| Task details |
State how many lines include "driver", giving the number by itself.
Begin
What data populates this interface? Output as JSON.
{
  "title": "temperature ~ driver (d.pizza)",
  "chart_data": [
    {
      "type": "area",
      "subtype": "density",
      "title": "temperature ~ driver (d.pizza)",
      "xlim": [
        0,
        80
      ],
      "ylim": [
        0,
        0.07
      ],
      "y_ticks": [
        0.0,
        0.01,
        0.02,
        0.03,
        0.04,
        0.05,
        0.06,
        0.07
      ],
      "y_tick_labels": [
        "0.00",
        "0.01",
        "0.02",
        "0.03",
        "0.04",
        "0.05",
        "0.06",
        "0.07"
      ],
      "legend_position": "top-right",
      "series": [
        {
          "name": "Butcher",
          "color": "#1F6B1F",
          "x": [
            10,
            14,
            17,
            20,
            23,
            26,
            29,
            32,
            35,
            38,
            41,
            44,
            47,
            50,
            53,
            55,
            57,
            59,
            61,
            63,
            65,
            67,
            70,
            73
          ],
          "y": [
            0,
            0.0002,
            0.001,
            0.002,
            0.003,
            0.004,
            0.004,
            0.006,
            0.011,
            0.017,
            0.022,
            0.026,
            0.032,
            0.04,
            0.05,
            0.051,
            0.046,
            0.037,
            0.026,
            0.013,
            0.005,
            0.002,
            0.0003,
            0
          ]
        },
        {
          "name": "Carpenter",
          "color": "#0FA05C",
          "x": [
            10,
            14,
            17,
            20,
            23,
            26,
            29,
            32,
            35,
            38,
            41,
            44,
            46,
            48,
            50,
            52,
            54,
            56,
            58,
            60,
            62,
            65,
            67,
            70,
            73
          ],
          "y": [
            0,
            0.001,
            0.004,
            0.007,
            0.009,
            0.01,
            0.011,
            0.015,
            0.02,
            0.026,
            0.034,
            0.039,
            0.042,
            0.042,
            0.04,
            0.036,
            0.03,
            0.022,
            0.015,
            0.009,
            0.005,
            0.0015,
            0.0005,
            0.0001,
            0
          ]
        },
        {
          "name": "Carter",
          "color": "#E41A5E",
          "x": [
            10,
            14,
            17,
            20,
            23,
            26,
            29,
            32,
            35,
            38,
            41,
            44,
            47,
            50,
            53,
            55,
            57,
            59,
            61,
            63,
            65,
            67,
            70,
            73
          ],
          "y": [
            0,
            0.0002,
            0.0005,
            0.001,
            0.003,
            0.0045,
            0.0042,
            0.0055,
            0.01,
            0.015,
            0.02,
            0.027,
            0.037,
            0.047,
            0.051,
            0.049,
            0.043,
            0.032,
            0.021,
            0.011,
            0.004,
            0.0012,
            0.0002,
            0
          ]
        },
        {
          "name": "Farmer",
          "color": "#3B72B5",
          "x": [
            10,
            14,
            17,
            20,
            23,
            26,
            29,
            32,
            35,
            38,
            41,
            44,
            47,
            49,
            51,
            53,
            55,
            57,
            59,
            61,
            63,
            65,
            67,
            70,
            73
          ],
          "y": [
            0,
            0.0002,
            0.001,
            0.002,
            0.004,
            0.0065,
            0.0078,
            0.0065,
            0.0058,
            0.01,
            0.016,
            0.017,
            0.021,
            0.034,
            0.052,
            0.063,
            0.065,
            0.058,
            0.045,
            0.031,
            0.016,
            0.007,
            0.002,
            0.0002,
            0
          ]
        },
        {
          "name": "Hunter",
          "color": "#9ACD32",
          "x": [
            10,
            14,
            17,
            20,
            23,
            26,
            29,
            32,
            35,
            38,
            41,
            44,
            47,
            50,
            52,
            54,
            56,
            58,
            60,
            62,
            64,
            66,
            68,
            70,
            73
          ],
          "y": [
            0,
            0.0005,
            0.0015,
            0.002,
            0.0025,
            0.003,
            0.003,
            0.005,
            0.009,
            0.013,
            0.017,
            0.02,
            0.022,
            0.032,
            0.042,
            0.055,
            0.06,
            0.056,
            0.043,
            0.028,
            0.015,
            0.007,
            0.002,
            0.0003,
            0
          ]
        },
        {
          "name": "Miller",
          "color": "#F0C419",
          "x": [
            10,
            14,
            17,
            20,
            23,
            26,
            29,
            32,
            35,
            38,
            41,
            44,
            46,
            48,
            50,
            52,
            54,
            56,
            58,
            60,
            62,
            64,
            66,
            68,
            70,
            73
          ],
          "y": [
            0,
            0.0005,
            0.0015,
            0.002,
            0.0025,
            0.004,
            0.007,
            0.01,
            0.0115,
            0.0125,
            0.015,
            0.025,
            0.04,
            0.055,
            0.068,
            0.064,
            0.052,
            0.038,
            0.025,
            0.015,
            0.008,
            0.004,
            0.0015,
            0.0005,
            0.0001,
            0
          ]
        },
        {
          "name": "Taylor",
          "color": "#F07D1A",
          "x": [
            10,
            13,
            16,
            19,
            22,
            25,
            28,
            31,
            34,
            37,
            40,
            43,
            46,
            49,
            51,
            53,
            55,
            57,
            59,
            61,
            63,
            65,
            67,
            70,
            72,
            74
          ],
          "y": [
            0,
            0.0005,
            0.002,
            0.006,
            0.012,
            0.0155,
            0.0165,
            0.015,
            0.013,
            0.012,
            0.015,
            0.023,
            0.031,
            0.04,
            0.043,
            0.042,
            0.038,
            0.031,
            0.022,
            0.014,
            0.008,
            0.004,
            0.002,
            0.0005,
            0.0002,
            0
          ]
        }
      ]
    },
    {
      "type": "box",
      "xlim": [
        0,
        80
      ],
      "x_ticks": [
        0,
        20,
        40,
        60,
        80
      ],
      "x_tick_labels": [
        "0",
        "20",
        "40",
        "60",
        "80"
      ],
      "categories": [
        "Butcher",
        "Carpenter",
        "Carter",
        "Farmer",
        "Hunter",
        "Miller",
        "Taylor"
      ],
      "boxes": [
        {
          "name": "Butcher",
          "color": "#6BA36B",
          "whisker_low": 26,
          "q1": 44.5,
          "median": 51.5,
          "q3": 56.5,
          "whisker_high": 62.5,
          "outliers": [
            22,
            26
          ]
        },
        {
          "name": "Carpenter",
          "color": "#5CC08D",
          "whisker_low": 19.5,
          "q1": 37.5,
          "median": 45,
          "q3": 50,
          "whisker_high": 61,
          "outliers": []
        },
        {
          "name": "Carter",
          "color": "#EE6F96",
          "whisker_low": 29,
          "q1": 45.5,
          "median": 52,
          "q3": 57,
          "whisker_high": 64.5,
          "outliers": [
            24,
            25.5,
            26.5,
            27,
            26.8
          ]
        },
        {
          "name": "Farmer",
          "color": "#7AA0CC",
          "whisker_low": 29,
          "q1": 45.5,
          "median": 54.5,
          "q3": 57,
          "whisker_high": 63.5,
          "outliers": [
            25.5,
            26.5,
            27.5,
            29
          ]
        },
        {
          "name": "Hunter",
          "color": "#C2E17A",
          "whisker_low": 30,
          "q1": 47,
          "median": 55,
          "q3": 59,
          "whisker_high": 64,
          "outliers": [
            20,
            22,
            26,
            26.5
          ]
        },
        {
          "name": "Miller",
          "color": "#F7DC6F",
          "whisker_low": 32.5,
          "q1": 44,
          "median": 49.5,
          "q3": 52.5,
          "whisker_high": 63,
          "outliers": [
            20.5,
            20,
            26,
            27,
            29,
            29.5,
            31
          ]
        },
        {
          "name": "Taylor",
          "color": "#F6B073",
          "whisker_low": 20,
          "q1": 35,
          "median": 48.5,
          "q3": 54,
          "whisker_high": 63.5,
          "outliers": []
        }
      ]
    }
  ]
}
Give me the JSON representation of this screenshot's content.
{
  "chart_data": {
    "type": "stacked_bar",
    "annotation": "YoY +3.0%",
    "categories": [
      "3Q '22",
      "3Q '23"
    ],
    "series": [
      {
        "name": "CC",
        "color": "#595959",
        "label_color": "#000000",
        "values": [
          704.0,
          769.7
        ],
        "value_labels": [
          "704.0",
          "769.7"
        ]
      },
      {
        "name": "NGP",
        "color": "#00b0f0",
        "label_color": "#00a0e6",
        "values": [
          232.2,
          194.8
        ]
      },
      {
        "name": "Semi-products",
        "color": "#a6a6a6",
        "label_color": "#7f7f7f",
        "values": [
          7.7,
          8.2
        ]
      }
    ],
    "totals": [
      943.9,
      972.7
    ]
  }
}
End
| Expected answer |
2